AVAILABLE DATA:
● ● ● ●

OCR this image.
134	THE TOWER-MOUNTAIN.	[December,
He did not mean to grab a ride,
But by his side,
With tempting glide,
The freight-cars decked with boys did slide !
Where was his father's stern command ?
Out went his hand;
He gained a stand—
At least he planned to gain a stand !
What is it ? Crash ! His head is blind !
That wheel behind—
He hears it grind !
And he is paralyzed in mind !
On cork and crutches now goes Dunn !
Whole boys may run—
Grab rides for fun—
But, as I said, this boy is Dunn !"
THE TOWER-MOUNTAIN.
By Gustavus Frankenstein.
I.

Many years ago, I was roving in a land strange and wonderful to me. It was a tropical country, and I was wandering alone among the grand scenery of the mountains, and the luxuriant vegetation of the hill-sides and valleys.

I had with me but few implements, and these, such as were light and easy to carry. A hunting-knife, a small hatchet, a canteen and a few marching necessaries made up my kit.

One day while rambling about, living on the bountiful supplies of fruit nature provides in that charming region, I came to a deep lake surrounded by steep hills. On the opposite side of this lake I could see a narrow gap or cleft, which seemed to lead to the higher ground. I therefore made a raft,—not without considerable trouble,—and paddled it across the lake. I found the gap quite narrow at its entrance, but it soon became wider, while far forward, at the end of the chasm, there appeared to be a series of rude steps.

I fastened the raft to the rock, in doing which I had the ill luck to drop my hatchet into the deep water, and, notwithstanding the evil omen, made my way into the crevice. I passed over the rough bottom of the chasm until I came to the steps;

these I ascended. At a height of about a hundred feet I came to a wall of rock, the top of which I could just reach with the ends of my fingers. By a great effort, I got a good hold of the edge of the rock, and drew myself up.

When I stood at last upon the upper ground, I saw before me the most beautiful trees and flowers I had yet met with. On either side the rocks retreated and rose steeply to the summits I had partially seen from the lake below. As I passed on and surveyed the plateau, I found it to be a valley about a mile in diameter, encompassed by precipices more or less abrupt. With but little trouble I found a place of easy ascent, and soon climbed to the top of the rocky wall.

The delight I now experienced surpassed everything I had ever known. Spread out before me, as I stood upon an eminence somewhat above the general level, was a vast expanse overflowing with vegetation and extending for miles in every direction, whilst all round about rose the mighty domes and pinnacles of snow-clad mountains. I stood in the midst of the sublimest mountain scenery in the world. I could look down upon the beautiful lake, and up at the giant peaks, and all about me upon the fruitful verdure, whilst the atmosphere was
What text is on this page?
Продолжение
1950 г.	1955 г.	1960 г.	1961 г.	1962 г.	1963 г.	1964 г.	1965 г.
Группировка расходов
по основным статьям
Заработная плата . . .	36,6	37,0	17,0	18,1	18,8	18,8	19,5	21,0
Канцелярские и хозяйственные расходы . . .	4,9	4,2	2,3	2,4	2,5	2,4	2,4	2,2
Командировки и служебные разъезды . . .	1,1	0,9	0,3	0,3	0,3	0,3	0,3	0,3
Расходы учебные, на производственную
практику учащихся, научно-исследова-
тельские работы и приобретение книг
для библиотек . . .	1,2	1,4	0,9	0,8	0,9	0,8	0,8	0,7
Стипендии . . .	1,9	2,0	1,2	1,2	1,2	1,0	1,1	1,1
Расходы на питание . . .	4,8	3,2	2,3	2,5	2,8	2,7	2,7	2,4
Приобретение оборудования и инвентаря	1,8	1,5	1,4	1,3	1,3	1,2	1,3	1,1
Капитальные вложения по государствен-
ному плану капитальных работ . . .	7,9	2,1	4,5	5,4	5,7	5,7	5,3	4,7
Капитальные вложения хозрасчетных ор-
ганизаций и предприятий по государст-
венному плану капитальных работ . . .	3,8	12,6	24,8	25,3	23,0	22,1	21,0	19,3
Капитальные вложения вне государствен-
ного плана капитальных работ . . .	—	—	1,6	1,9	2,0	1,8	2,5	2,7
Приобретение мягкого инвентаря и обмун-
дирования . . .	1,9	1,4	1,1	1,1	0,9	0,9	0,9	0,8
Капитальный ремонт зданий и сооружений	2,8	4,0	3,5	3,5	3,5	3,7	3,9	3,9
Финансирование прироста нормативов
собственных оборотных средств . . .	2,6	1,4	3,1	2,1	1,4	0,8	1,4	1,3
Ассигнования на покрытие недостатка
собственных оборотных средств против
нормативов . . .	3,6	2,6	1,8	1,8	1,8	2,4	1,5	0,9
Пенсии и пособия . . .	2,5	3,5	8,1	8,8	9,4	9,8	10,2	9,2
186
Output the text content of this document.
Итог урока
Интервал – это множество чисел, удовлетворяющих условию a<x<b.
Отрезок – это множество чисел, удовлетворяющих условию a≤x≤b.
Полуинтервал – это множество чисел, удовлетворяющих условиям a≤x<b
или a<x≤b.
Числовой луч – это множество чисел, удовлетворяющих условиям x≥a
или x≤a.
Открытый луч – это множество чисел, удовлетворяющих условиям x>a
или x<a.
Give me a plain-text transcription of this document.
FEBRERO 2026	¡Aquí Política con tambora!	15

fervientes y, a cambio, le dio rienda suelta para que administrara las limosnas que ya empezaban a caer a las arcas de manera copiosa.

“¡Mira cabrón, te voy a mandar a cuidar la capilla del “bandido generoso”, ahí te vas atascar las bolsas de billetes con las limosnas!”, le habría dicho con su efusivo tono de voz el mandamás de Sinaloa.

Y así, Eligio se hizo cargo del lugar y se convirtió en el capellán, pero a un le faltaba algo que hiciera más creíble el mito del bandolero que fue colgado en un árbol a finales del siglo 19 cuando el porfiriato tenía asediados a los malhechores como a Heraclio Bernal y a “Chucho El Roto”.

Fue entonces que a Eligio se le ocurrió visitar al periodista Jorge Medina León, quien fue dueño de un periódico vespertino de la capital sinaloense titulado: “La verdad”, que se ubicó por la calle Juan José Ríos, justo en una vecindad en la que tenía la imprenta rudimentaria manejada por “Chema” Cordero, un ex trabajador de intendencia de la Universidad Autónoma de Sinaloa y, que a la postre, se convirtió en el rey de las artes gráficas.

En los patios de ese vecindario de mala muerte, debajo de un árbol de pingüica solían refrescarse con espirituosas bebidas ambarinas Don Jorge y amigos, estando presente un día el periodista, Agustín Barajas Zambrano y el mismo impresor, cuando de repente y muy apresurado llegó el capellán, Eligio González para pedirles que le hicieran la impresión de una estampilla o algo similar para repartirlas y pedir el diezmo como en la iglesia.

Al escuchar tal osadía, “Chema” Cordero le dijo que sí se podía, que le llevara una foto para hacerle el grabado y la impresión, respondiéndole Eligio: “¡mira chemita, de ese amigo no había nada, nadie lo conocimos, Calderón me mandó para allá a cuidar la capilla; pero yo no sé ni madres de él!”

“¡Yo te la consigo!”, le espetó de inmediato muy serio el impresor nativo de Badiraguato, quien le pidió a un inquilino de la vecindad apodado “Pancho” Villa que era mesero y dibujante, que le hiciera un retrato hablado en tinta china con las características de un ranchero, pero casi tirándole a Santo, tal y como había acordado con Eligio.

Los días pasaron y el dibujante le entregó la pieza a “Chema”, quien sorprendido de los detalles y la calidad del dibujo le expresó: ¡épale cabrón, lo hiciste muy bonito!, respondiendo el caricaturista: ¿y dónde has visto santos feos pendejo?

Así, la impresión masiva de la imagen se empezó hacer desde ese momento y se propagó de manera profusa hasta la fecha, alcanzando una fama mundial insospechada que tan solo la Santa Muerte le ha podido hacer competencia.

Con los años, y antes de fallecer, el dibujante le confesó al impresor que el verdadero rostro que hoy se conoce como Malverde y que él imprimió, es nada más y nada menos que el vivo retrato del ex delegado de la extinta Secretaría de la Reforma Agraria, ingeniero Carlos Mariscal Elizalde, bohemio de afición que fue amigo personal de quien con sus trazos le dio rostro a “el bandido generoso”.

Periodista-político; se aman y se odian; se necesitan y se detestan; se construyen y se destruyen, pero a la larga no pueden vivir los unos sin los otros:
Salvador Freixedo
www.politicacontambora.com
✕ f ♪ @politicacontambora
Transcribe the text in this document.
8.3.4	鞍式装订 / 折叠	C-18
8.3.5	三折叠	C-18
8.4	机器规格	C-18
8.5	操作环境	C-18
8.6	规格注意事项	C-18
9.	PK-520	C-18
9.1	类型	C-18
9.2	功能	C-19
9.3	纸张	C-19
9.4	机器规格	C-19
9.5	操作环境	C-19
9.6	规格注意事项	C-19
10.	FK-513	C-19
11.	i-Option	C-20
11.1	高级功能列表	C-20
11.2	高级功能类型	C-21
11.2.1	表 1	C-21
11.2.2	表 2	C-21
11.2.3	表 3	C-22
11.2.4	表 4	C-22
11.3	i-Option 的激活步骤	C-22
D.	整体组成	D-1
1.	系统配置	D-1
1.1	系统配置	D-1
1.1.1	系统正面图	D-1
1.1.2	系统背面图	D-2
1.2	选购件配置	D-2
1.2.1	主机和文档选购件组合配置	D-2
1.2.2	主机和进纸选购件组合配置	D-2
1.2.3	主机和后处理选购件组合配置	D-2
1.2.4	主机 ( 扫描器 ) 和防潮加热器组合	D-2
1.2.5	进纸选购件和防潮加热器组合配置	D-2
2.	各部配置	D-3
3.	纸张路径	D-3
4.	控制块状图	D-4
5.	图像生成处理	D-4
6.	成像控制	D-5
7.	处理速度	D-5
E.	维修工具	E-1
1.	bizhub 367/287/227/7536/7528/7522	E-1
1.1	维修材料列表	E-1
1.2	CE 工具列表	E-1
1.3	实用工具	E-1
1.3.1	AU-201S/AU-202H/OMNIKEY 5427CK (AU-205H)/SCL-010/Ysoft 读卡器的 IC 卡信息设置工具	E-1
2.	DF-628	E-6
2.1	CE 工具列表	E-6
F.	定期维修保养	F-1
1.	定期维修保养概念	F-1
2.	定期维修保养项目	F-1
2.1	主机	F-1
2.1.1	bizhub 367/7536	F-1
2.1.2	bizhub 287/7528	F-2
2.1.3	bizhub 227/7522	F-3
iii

● ● ● ●

WHAT IS BEING ASKED:
Look for lines containing the string "text" and copy them all.

TASK RESPONSE:
What text is on this page?
Output the text content of this document.
Give me a plain-text transcription of this document.
Transcribe the text in this document.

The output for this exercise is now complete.